## YOUR TASK
Without the pictures, set down the records below word for word.

== ENTRIES

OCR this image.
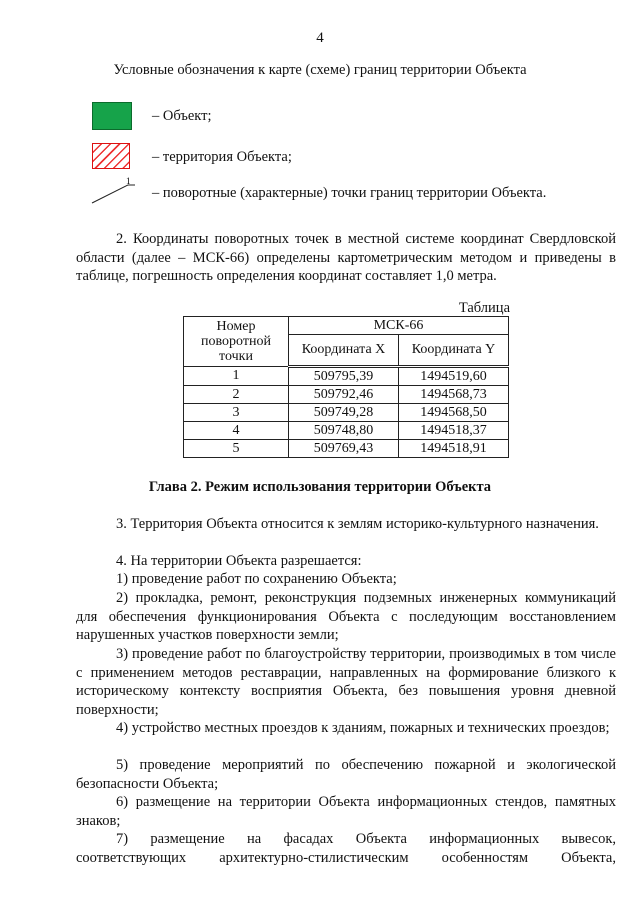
4
Условные обозначения к карте (схеме) границ территории Объекта
– Объект;
– территория Объекта;
1
– поворотные (характерные) точки границ территории Объекта.
2. Координаты поворотных точек в местной системе координат Свердловской области (далее – МСК-66) определены картометрическим методом и приведены в таблице, погрешность определения координат составляет 1,0 метра.
Таблица
Номер поворотной точки	МСК-66	
	Координата X	Координата Y
1	509795,39	1494519,60
2	509792,46	1494568,73
3	509749,28	1494568,50
4	509748,80	1494518,37
5	509769,43	1494518,91
Глава 2. Режим использования территории Объекта
3. Территория Объекта относится к землям историко-культурного назначения.
4. На территории Объекта разрешается:
1) проведение работ по сохранению Объекта;
2) прокладка, ремонт, реконструкция подземных инженерных коммуникаций для обеспечения функционирования Объекта с последующим восстановлением нарушенных участков поверхности земли;
3) проведение работ по благоустройству территории, производимых в том числе с применением методов реставрации, направленных на формирование близкого к историческому контексту восприятия Объекта, без повышения уровня дневной поверхности;
4) устройство местных проездов к зданиям, пожарных и технических проездов;
5) проведение мероприятий по обеспечению пожарной и экологической безопасности Объекта;
6) размещение на территории Объекта информационных стендов, памятных знаков;
7) размещение на фасадах Объекта информационных вывесок, соответствующих архитектурно-стилистическим особенностям Объекта,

====

## WRITTEN SOLUTION
OCR this image.
4
Условные обозначения к карте (схеме) границ территории Объекта
– Объект;
– территория Объекта;
1
– поворотные (характерные) точки границ территории Объекта.
2. Координаты поворотных точек в местной системе координат Свердловской области (далее – МСК-66) определены картометрическим методом и приведены в таблице, погрешность определения координат составляет 1,0 метра.
Таблица
Номер поворотной точки	МСК-66	
	Координата X	Координата Y
1	509795,39	1494519,60
2	509792,46	1494568,73
3	509749,28	1494568,50
4	509748,80	1494518,37
5	509769,43	1494518,91
Глава 2. Режим использования территории Объекта
3. Территория Объекта относится к землям историко-культурного назначения.
4. На территории Объекта разрешается:
1) проведение работ по сохранению Объекта;
2) прокладка, ремонт, реконструкция подземных инженерных коммуникаций для обеспечения функционирования Объекта с последующим восстановлением нарушенных участков поверхности земли;
3) проведение работ по благоустройству территории, производимых в том числе с применением методов реставрации, направленных на формирование близкого к историческому контексту восприятия Объекта, без повышения уровня дневной поверхности;
4) устройство местных проездов к зданиям, пожарных и технических проездов;
5) проведение мероприятий по обеспечению пожарной и экологической безопасности Объекта;
6) размещение на территории Объекта информационных стендов, памятных знаков;
7) размещение на фасадах Объекта информационных вывесок, соответствующих архитектурно-стилистическим особенностям Объекта,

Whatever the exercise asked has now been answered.